** start Excerpted data **

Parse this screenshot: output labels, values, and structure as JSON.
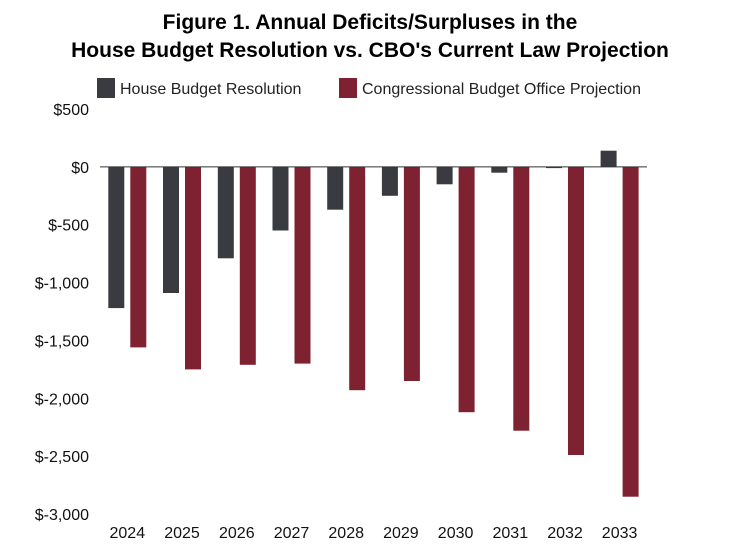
{
  "chart_data": {
    "type": "bar",
    "title_line1": "Figure 1. Annual Deficits/Surpluses in the",
    "title_line2": "House Budget Resolution vs. CBO's Current Law Projection",
    "xlabel": "",
    "ylabel": "",
    "categories": [
      "2024",
      "2025",
      "2026",
      "2027",
      "2028",
      "2029",
      "2030",
      "2031",
      "2032",
      "2033"
    ],
    "series": [
      {
        "name": "House Budget Resolution",
        "color": "#3a3b40",
        "values": [
          -1220,
          -1090,
          -790,
          -550,
          -370,
          -250,
          -150,
          -50,
          -10,
          140
        ]
      },
      {
        "name": "Congressional Budget Office Projection",
        "color": "#7e2231",
        "values": [
          -1560,
          -1750,
          -1710,
          -1700,
          -1930,
          -1850,
          -2120,
          -2280,
          -2490,
          -2850
        ]
      }
    ],
    "ylim": [
      -3000,
      500
    ],
    "yticks": [
      500,
      0,
      -500,
      -1000,
      -1500,
      -2000,
      -2500,
      -3000
    ],
    "ytick_labels": [
      "$500",
      "$0",
      "$-500",
      "$-1,000",
      "$-1,500",
      "$-2,000",
      "$-2,500",
      "$-3,000"
    ],
    "legend_position": "top",
    "grid": false
  }
}
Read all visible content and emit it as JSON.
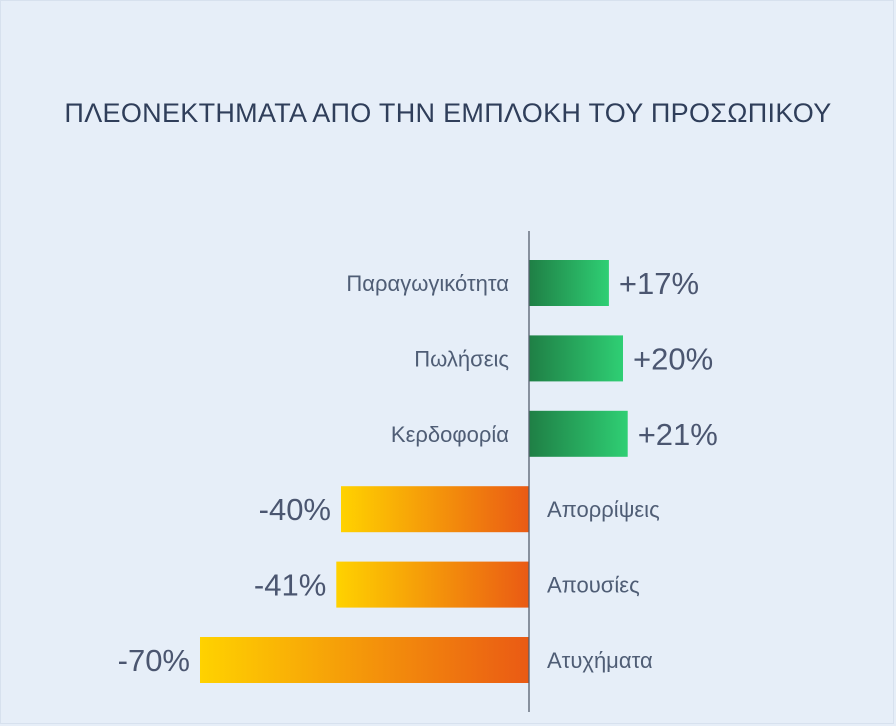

** end Excerpted data **

Goal:
Find the string "Projection" in the listing and return every line that holds it.

Solution:
    "title_line2": "House Budget Resolution vs. CBO's Current Law Projection",
        "name": "Congressional Budget Office Projection",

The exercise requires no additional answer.